▶ _Material to process_:
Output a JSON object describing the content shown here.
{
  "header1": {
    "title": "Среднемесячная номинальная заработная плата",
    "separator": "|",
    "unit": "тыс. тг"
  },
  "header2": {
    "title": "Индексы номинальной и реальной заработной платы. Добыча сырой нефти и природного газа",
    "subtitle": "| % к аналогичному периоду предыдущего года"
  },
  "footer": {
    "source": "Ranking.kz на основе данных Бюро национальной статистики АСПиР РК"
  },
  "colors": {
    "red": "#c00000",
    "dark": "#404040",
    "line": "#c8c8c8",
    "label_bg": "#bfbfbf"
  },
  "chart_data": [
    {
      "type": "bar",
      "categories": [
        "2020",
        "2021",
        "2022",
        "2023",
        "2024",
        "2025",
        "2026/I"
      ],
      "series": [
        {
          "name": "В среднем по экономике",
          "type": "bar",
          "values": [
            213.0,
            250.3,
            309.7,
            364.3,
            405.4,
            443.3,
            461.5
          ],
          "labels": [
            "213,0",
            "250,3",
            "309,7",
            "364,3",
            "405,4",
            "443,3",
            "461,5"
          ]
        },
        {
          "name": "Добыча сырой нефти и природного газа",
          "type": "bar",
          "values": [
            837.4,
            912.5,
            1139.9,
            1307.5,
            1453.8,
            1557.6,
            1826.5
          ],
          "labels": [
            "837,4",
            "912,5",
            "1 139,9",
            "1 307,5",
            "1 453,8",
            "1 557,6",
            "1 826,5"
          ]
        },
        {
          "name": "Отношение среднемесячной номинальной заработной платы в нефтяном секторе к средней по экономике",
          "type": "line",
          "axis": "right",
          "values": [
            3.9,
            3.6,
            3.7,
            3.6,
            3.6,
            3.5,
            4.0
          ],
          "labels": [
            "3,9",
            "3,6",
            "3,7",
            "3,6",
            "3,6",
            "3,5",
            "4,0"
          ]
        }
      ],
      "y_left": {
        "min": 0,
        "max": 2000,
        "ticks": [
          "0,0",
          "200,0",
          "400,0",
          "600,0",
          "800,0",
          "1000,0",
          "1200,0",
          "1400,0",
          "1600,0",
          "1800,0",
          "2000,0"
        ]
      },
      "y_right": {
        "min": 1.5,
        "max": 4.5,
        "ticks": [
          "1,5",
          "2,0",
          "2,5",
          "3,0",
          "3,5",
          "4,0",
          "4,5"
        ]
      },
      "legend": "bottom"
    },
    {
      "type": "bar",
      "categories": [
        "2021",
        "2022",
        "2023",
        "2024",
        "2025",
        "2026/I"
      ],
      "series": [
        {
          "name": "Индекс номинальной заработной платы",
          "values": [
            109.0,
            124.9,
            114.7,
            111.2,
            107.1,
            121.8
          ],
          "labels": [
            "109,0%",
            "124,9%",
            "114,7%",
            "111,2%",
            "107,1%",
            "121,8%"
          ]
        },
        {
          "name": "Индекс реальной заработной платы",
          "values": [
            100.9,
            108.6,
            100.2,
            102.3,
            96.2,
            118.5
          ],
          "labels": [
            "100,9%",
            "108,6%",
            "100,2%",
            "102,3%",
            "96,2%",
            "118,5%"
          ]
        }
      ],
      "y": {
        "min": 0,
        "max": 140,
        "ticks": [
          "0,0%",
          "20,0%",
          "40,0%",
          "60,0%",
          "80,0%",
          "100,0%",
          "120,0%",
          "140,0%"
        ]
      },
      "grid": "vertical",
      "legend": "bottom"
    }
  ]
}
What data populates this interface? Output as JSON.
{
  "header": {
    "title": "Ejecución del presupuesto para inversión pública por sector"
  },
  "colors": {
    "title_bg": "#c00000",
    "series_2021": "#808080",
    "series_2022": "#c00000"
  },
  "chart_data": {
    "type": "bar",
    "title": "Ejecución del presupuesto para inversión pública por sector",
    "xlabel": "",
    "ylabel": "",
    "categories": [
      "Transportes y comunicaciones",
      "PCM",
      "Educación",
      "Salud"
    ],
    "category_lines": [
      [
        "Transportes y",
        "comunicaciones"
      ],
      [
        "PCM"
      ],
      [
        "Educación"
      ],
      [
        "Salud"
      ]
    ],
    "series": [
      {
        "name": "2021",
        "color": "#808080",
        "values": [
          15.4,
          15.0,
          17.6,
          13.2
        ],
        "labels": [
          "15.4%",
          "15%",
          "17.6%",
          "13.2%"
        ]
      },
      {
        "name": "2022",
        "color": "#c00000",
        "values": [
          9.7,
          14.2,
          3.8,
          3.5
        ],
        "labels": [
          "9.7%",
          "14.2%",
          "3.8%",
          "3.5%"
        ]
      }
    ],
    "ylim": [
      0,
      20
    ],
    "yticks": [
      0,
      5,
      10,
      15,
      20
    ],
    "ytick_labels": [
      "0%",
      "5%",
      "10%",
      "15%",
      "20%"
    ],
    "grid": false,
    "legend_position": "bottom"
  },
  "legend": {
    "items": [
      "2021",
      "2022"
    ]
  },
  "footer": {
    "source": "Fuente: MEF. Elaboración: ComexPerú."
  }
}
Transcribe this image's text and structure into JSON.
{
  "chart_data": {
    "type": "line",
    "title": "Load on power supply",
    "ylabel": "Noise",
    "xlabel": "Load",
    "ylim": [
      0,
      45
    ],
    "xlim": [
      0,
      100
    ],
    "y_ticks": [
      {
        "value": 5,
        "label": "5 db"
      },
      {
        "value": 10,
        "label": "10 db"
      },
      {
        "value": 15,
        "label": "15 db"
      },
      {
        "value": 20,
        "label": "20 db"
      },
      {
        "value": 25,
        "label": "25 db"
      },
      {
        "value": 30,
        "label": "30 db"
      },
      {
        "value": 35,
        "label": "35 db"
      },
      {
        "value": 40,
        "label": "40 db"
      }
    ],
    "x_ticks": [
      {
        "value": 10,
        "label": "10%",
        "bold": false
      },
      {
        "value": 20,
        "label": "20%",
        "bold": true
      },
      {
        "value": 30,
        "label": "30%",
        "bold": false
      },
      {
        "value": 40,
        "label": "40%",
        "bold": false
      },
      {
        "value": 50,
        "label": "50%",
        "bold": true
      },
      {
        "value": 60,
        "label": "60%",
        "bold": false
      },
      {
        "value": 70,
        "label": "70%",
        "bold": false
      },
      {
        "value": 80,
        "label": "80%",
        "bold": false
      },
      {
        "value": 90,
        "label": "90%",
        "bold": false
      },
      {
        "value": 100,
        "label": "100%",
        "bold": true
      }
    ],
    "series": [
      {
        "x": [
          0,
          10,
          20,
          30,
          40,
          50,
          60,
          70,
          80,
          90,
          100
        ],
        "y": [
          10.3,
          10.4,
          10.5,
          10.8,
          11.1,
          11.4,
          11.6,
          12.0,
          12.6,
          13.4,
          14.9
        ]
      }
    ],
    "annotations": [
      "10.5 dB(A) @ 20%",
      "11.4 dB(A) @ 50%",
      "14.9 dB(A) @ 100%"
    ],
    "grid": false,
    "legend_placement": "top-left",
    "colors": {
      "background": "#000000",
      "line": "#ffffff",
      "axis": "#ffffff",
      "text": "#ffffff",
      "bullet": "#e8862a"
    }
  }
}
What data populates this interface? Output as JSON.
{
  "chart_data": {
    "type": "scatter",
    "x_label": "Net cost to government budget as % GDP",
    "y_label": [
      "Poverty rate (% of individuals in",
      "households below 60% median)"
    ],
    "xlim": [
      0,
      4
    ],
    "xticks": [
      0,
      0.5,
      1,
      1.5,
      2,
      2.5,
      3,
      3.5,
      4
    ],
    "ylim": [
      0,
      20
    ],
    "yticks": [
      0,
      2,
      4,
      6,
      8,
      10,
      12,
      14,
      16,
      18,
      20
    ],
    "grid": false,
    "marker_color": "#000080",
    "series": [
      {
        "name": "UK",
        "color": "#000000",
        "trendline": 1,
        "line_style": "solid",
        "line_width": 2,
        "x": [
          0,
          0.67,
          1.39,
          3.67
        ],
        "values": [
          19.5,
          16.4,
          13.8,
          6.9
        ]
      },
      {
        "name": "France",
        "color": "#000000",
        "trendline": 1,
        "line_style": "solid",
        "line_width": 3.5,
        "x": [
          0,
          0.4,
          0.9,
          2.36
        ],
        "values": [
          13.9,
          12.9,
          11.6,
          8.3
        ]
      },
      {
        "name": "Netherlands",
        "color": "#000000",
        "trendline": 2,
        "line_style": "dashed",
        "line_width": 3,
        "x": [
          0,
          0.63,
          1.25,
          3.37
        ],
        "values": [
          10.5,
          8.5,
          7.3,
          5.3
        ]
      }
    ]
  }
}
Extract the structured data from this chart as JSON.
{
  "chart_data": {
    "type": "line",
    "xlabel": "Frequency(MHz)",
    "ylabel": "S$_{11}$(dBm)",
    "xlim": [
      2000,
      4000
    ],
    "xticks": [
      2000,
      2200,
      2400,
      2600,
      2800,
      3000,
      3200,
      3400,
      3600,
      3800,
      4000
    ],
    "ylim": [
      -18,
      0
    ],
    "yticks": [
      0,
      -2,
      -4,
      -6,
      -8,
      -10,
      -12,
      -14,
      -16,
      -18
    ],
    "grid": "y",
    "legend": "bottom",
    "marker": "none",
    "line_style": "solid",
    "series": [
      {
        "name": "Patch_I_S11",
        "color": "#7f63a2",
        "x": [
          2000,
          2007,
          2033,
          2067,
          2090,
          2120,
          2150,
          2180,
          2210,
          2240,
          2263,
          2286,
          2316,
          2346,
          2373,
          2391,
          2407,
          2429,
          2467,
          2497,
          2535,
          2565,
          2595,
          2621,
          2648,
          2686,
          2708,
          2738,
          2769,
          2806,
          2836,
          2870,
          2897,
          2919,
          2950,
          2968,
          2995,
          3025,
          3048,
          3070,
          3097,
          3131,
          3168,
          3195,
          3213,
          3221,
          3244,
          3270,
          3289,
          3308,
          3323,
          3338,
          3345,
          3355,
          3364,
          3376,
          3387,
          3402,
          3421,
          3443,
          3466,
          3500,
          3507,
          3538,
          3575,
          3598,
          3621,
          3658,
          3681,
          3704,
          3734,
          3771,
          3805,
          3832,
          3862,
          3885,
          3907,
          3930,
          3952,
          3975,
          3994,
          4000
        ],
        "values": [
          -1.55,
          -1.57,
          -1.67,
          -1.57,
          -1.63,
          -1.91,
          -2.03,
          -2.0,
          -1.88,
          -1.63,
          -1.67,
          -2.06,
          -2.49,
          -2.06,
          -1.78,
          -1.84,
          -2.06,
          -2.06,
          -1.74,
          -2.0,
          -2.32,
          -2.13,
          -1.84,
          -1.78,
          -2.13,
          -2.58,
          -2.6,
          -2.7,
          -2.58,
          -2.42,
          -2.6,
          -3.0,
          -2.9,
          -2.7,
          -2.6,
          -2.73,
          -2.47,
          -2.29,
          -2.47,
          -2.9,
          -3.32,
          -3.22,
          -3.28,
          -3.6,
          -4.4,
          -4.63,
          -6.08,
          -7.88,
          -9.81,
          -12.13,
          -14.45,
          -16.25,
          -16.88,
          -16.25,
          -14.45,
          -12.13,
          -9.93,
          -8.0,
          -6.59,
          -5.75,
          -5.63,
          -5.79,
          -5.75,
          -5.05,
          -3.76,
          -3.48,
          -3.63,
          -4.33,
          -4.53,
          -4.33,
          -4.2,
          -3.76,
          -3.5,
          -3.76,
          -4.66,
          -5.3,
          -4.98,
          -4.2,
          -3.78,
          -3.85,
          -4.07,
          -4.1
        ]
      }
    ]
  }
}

▶ _Written instruction_:
Search the lines for the string "экономике" and copy every line that has it.

▶ _The answer_:
          "name": "В среднем по экономике",
          "name": "Отношение среднемесячной номинальной заработной платы в нефтяном секторе к средней по экономике",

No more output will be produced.